Start of Records provided

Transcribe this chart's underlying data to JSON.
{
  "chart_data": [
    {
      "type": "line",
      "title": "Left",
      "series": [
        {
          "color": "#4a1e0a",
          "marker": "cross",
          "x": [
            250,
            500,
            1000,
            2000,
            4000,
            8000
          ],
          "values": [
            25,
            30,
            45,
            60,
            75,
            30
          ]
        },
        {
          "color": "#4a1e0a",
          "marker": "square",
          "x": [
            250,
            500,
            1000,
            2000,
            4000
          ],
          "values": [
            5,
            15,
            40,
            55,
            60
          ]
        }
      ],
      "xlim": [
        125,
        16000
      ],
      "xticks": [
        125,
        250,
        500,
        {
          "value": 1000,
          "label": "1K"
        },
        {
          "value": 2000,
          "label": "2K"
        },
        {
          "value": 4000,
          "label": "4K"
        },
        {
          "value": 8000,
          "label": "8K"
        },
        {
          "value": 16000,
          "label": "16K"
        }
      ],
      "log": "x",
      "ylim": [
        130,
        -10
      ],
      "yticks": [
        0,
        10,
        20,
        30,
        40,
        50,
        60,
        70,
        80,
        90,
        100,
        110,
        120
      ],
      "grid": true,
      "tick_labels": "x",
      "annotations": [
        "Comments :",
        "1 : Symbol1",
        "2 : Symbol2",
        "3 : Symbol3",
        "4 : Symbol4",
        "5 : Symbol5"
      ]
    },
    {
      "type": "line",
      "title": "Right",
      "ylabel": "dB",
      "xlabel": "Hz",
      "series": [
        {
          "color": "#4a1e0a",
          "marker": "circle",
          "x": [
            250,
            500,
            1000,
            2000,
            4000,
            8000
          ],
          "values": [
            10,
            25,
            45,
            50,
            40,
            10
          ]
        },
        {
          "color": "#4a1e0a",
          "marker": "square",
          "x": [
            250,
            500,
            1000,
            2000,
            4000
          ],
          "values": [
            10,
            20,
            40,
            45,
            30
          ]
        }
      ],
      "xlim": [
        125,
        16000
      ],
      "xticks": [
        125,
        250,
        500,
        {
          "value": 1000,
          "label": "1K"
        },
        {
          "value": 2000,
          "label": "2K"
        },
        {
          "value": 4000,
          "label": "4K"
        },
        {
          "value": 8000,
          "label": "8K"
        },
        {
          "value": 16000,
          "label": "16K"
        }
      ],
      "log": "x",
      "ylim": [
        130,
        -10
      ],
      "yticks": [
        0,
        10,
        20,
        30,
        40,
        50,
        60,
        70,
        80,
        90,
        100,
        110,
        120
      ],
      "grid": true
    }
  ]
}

End of Records provided

Work required> Retype the whole listing above exactly.

Answer below>
Transcribe this chart's underlying data to JSON.
{
  "chart_data": [
    {
      "type": "line",
      "title": "Left",
      "series": [
        {
          "color": "#4a1e0a",
          "marker": "cross",
          "x": [
            250,
            500,
            1000,
            2000,
            4000,
            8000
          ],
          "values": [
            25,
            30,
            45,
            60,
            75,
            30
          ]
        },
        {
          "color": "#4a1e0a",
          "marker": "square",
          "x": [
            250,
            500,
            1000,
            2000,
            4000
          ],
          "values": [
            5,
            15,
            40,
            55,
            60
          ]
        }
      ],
      "xlim": [
        125,
        16000
      ],
      "xticks": [
        125,
        250,
        500,
        {
          "value": 1000,
          "label": "1K"
        },
        {
          "value": 2000,
          "label": "2K"
        },
        {
          "value": 4000,
          "label": "4K"
        },
        {
          "value": 8000,
          "label": "8K"
        },
        {
          "value": 16000,
          "label": "16K"
        }
      ],
      "log": "x",
      "ylim": [
        130,
        -10
      ],
      "yticks": [
        0,
        10,
        20,
        30,
        40,
        50,
        60,
        70,
        80,
        90,
        100,
        110,
        120
      ],
      "grid": true,
      "tick_labels": "x",
      "annotations": [
        "Comments :",
        "1 : Symbol1",
        "2 : Symbol2",
        "3 : Symbol3",
        "4 : Symbol4",
        "5 : Symbol5"
      ]
    },
    {
      "type": "line",
      "title": "Right",
      "ylabel": "dB",
      "xlabel": "Hz",
      "series": [
        {
          "color": "#4a1e0a",
          "marker": "circle",
          "x": [
            250,
            500,
            1000,
            2000,
            4000,
            8000
          ],
          "values": [
            10,
            25,
            45,
            50,
            40,
            10
          ]
        },
        {
          "color": "#4a1e0a",
          "marker": "square",
          "x": [
            250,
            500,
            1000,
            2000,
            4000
          ],
          "values": [
            10,
            20,
            40,
            45,
            30
          ]
        }
      ],
      "xlim": [
        125,
        16000
      ],
      "xticks": [
        125,
        250,
        500,
        {
          "value": 1000,
          "label": "1K"
        },
        {
          "value": 2000,
          "label": "2K"
        },
        {
          "value": 4000,
          "label": "4K"
        },
        {
          "value": 8000,
          "label": "8K"
        },
        {
          "value": 16000,
          "label": "16K"
        }
      ],
      "log": "x",
      "ylim": [
        130,
        -10
      ],
      "yticks": [
        0,
        10,
        20,
        30,
        40,
        50,
        60,
        70,
        80,
        90,
        100,
        110,
        120
      ],
      "grid": true
    }
  ]
}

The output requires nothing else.